# TASK DETAILS:
Sort through the data and copy the lines holding the word "woman".

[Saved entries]
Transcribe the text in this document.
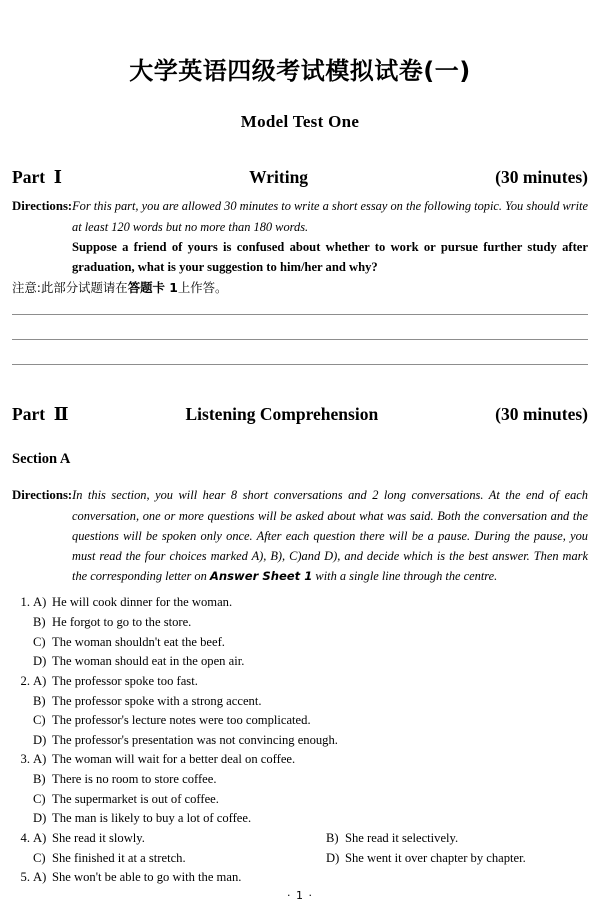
大学英语四级考试模拟试卷(一)
Model Test One
Part  Ⅰ	Writing	(30 minutes)
Directions:For this part, you are allowed 30 minutes to write a short essay on the following topic. You should write at least 120 words but no more than 180 words.
Suppose a friend of yours is confused about whether to work or pursue further study after graduation, what is your suggestion to him/her and why?
注意:此部分试题请在答题卡 1上作答。
Part  Ⅱ	Listening Comprehension	(30 minutes)
Section A
Directions:In this section, you will hear 8 short conversations and 2 long conversations. At the end of each conversation, one or more questions will be asked about what was said. Both the conversation and the questions will be spoken only once. After each question there will be a pause. During the pause, you must read the four choices marked A), B), C)and D), and decide which is the best answer. Then mark the corresponding letter on Answer Sheet 1 with a single line through the centre.
1. A) He will cook dinner for the woman.
B) He forgot to go to the store.
C) The woman shouldn't eat the beef.
D) The woman should eat in the open air.
2. A) The professor spoke too fast.
B) The professor spoke with a strong accent.
C) The professor's lecture notes were too complicated.
D) The professor's presentation was not convincing enough.
3. A) The woman will wait for a better deal on coffee.
B) There is no room to store coffee.
C) The supermarket is out of coffee.
D) The man is likely to buy a lot of coffee.
4. A) She read it slowly.	B) She read it selectively.
C) She finished it at a stretch.	D) She went it over chapter by chapter.
5. A) She won't be able to go with the man.
· 1 ·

# WRITTEN RESPONSE:
1. A) He will cook dinner for the woman.
C) The woman shouldn't eat the beef.
D) The woman should eat in the open air.
3. A) The woman will wait for a better deal on coffee.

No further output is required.